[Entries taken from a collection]

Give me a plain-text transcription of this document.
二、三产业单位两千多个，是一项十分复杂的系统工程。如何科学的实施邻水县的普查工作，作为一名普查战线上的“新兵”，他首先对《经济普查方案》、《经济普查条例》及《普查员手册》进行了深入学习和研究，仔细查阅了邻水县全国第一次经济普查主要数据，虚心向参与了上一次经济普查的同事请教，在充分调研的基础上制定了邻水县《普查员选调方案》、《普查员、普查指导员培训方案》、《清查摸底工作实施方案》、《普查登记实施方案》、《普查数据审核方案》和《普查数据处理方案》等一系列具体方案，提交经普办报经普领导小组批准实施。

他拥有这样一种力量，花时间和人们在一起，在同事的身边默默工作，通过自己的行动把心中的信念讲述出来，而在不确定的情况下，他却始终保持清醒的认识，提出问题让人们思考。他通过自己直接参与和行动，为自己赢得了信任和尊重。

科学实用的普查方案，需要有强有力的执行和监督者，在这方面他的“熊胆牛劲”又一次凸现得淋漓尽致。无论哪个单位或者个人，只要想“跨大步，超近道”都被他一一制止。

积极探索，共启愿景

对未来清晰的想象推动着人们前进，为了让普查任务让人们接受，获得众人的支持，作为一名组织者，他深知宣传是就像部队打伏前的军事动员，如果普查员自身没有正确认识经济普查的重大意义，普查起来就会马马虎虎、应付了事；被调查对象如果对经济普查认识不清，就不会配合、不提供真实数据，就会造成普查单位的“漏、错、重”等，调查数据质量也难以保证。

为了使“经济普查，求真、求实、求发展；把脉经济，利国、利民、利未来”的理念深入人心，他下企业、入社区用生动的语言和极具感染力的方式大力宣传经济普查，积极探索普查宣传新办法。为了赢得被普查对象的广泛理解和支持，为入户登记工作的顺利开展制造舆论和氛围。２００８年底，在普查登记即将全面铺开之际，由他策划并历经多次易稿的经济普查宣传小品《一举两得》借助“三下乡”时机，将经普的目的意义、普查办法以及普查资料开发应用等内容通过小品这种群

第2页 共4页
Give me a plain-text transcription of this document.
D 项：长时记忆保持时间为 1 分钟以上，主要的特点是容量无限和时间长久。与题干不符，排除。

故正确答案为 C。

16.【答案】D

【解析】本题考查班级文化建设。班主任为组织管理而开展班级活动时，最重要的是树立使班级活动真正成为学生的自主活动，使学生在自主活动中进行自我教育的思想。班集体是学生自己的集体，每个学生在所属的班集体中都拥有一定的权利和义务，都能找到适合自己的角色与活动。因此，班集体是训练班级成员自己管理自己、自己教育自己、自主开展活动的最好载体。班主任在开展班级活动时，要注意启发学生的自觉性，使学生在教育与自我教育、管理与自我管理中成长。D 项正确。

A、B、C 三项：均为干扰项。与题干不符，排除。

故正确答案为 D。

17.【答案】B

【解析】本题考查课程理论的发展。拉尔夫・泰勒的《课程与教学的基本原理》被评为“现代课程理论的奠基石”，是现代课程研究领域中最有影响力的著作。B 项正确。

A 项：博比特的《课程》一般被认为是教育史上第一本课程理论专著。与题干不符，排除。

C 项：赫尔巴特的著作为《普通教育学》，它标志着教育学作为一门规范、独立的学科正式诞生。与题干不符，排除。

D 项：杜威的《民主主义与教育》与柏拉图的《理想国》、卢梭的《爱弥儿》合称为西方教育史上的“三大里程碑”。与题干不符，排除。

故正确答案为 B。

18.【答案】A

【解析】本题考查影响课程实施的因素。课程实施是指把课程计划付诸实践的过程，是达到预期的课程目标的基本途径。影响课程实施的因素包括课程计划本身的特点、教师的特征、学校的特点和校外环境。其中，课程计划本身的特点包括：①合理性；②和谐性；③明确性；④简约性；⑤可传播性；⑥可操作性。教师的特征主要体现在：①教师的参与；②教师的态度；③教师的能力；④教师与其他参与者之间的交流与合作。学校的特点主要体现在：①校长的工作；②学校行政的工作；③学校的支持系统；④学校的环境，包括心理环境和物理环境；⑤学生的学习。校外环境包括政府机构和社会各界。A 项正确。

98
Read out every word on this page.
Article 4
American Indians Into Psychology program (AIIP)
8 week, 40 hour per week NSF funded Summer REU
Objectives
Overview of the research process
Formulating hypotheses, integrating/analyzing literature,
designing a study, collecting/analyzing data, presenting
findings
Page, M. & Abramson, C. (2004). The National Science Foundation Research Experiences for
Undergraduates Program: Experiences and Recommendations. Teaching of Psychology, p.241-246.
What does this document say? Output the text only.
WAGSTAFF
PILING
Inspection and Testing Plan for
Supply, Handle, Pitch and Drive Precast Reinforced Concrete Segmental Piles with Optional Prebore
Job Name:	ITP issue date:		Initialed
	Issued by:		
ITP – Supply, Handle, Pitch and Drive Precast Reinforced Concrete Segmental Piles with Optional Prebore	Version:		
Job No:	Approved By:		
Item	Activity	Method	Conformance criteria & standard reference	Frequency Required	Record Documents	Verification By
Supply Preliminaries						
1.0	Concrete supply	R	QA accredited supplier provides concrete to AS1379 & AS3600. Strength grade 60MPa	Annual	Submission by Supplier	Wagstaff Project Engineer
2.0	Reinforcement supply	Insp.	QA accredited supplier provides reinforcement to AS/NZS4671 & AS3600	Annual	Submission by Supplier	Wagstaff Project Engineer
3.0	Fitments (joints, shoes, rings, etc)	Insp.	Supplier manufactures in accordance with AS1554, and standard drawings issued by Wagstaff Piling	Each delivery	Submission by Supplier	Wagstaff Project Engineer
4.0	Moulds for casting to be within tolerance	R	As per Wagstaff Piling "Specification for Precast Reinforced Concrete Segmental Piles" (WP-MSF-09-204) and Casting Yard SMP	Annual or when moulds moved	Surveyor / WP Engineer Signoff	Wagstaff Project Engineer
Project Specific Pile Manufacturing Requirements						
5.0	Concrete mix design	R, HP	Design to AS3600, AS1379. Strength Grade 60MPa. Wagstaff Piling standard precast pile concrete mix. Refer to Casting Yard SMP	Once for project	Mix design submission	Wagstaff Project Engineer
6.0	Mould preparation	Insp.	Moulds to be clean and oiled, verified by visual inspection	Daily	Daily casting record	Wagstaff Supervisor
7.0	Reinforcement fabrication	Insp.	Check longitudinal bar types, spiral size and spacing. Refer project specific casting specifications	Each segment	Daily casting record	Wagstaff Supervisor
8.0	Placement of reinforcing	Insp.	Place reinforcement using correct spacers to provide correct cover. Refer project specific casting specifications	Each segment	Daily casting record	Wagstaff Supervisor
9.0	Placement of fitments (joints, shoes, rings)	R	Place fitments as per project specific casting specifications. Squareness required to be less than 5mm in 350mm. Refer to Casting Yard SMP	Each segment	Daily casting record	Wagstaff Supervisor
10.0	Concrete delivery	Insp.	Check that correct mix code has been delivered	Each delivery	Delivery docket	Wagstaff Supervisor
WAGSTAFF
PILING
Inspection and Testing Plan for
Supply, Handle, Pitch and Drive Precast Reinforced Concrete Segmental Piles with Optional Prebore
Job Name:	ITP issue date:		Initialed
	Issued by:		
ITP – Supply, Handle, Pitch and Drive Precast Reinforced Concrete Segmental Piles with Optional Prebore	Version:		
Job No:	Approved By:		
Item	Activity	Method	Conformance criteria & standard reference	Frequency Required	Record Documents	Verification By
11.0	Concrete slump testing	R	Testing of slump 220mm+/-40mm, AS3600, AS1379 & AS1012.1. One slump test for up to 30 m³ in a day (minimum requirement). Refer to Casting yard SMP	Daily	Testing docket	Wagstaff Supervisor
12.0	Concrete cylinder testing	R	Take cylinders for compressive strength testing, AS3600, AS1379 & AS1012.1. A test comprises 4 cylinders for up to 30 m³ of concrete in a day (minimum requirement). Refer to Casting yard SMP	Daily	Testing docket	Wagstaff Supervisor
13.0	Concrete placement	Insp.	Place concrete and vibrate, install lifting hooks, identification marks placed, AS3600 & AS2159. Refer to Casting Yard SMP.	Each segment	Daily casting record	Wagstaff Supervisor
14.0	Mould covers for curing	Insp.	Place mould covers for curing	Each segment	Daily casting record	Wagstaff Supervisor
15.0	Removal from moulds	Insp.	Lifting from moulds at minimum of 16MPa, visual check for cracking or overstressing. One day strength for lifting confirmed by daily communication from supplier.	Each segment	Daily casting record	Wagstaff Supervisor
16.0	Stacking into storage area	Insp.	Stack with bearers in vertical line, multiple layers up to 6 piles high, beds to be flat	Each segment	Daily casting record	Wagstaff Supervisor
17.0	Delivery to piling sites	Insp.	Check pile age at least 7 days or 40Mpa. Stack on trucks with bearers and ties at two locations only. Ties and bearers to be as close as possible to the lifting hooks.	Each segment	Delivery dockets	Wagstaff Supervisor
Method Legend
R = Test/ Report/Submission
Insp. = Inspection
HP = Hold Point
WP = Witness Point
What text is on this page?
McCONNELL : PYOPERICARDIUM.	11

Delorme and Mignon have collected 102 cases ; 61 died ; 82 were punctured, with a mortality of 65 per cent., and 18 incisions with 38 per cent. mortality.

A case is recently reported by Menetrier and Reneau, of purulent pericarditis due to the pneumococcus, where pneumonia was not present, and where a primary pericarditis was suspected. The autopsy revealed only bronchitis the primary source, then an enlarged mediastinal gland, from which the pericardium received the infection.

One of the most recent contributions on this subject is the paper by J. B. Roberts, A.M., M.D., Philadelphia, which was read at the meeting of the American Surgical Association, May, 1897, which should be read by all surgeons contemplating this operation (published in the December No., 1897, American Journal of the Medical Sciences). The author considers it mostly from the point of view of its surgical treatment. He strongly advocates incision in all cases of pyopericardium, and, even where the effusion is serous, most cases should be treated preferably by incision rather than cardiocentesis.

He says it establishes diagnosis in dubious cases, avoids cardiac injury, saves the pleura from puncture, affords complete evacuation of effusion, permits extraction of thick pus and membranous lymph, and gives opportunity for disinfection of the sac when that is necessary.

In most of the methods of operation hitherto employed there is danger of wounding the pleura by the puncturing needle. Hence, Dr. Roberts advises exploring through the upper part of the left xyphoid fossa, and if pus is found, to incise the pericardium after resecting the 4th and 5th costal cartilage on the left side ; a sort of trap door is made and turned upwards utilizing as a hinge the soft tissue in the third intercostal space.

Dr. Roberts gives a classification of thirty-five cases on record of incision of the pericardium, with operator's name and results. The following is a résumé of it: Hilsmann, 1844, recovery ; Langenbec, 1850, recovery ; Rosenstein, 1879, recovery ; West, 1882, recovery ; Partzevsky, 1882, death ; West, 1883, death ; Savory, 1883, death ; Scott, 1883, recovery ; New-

- [Directions for this task]
Locate all lines in the listing above with the word "与题干不符" and copy them.

- [Written response]
D 项：长时记忆保持时间为 1 分钟以上，主要的特点是容量无限和时间长久。与题干不符，排除。
A、B、C 三项：均为干扰项。与题干不符，排除。
A 项：博比特的《课程》一般被认为是教育史上第一本课程理论专著。与题干不符，排除。
C 项：赫尔巴特的著作为《普通教育学》，它标志着教育学作为一门规范、独立的学科正式诞生。与题干不符，排除。
D 项：杜威的《民主主义与教育》与柏拉图的《理想国》、卢梭的《爱弥儿》合称为西方教育史上的“三大里程碑”。与题干不符，排除。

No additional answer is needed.